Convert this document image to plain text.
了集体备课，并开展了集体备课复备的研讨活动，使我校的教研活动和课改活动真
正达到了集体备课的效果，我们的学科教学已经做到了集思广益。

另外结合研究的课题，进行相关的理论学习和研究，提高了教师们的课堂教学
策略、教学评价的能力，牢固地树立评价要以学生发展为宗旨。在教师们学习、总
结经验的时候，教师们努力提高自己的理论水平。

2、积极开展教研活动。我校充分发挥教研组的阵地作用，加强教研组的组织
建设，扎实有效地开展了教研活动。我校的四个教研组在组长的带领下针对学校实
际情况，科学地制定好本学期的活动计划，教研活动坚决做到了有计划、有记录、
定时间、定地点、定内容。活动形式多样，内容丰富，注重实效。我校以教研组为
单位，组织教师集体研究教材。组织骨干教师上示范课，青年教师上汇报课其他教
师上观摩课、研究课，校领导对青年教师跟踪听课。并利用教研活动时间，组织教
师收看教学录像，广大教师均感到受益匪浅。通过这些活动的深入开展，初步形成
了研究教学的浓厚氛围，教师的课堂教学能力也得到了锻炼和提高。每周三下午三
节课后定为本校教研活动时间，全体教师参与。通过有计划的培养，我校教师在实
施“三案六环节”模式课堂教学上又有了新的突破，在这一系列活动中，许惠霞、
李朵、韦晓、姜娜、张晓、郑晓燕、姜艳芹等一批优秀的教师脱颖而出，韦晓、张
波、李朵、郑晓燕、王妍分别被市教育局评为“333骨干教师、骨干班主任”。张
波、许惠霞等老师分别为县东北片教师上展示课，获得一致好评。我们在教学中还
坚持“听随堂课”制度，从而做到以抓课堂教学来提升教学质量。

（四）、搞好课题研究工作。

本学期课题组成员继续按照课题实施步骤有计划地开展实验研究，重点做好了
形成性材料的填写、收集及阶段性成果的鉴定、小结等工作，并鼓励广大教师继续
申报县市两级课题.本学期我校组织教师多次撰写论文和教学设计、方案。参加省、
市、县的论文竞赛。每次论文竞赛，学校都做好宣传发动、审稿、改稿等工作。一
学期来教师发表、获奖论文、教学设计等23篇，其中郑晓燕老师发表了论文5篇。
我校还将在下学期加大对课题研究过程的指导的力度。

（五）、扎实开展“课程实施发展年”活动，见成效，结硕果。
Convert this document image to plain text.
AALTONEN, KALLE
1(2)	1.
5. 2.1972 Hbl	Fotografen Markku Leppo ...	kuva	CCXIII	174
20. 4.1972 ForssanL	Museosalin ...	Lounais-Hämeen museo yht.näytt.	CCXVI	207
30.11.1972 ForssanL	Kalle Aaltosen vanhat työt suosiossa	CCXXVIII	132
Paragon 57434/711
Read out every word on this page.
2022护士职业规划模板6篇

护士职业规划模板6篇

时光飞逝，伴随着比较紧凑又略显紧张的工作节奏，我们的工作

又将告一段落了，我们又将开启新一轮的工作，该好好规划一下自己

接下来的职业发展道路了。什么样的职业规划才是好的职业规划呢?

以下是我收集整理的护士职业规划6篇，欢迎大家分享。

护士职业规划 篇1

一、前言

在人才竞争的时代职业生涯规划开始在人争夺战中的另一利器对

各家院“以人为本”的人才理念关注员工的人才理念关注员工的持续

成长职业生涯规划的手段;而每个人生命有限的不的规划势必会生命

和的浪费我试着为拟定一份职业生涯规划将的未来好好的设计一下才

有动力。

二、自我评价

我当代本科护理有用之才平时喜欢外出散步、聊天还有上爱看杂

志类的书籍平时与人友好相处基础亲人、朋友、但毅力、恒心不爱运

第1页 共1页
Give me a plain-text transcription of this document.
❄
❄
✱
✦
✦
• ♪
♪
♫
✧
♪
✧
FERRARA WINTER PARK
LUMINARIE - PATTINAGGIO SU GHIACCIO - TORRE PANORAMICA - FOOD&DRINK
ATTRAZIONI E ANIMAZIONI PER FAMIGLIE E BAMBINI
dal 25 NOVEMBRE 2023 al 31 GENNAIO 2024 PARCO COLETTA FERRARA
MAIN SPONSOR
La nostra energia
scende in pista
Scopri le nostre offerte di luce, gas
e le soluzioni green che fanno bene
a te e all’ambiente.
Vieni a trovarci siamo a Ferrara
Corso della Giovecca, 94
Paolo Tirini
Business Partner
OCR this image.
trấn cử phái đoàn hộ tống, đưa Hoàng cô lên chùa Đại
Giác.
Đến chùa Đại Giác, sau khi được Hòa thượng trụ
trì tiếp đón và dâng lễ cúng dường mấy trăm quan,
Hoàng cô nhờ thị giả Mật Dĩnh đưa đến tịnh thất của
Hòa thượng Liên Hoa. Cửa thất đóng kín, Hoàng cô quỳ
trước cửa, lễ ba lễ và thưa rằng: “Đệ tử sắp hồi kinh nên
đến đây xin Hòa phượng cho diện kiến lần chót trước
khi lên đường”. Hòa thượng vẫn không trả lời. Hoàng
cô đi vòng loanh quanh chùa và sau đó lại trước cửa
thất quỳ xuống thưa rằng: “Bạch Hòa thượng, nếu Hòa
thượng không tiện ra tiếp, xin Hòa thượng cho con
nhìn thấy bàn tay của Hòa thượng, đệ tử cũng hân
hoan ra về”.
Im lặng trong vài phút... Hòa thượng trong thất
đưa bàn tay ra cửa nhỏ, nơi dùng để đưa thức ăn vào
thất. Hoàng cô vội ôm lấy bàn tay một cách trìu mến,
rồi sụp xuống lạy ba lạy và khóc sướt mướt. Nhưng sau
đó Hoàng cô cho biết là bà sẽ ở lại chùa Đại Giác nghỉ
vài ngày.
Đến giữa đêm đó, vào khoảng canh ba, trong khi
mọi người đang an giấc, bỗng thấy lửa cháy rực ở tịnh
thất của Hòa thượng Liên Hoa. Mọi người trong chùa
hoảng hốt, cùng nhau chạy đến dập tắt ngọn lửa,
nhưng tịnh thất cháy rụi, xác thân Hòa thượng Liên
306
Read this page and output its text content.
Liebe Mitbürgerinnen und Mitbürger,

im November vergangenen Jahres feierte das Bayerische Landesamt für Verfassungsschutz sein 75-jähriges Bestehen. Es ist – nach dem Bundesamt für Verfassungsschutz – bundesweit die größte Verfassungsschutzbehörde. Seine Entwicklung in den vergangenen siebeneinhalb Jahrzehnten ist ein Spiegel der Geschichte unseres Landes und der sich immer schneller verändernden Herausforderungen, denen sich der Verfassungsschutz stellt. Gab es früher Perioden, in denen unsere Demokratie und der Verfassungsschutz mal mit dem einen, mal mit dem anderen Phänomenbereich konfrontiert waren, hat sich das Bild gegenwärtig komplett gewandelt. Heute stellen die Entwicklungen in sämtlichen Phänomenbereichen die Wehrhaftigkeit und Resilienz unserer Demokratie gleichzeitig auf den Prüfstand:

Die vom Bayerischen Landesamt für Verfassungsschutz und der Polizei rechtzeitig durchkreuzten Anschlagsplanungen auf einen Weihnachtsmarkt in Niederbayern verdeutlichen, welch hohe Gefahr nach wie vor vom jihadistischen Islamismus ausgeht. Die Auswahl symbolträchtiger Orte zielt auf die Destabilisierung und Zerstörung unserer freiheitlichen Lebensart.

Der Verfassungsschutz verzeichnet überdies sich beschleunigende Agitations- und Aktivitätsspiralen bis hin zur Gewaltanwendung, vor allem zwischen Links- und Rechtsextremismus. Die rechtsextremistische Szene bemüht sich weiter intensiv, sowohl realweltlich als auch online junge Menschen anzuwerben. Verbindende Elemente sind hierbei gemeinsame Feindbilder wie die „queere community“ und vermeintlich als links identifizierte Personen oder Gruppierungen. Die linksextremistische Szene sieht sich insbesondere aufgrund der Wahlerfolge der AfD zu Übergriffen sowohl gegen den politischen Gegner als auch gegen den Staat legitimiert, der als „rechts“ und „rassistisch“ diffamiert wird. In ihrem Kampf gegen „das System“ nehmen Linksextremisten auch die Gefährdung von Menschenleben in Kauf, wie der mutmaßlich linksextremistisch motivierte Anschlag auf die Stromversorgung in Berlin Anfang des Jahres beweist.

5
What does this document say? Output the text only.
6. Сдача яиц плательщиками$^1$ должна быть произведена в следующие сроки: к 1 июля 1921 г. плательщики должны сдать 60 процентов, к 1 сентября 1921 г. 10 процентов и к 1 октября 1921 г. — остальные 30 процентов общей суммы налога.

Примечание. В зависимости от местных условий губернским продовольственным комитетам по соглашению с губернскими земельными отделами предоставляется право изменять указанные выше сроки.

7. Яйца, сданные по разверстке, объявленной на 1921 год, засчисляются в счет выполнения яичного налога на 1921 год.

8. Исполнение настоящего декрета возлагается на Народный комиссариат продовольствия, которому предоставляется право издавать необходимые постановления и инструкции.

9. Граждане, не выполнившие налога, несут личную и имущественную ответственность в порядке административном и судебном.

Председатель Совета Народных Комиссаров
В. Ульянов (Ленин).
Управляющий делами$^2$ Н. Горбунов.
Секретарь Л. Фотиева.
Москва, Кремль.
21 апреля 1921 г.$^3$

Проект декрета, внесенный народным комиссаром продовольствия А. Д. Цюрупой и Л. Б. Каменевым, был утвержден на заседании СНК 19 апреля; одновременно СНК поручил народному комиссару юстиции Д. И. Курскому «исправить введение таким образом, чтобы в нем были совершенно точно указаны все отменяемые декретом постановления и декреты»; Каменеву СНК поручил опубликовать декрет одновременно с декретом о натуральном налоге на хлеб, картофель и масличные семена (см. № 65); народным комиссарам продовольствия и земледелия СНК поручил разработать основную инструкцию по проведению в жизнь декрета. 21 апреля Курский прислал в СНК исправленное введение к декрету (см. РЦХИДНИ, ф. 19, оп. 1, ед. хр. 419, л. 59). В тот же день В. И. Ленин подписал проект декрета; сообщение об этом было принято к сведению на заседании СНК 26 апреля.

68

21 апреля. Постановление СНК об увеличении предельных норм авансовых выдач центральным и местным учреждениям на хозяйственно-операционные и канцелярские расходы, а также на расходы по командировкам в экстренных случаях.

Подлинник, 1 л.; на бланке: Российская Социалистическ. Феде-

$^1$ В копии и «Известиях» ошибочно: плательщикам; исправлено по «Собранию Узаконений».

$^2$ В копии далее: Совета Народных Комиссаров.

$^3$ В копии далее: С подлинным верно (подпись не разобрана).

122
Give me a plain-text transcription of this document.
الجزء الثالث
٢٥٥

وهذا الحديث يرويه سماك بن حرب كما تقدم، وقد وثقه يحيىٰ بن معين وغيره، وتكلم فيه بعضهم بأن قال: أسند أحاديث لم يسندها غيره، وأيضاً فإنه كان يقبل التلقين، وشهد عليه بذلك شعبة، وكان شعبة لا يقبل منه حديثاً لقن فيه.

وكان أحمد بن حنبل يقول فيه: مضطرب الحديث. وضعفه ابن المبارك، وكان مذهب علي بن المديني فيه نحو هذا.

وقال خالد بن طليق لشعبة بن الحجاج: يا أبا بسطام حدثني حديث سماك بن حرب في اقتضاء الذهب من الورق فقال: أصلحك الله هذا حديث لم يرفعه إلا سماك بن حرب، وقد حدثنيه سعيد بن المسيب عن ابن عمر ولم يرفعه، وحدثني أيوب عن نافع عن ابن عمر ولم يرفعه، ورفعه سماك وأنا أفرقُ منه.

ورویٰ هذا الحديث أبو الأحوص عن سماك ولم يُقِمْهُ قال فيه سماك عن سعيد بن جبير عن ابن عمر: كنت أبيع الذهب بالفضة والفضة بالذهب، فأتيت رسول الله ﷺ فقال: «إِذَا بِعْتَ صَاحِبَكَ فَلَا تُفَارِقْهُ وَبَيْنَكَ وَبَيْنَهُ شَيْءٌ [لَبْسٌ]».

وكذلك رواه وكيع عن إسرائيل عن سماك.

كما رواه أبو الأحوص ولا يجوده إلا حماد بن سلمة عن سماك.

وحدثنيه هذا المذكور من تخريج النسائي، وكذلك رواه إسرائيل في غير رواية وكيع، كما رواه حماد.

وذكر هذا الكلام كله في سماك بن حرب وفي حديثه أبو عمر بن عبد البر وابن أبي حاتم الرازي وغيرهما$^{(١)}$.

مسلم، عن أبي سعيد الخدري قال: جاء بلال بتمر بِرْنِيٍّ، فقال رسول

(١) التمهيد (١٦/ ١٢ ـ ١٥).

## What needs to be done
Using the records above, gather all lines where the string "cháy" is present.

## Final answer
mọi người đang an giấc, bỗng thấy lửa cháy rực ở tịnh
nhưng tịnh thất cháy rụi, xác thân Hòa thượng Liên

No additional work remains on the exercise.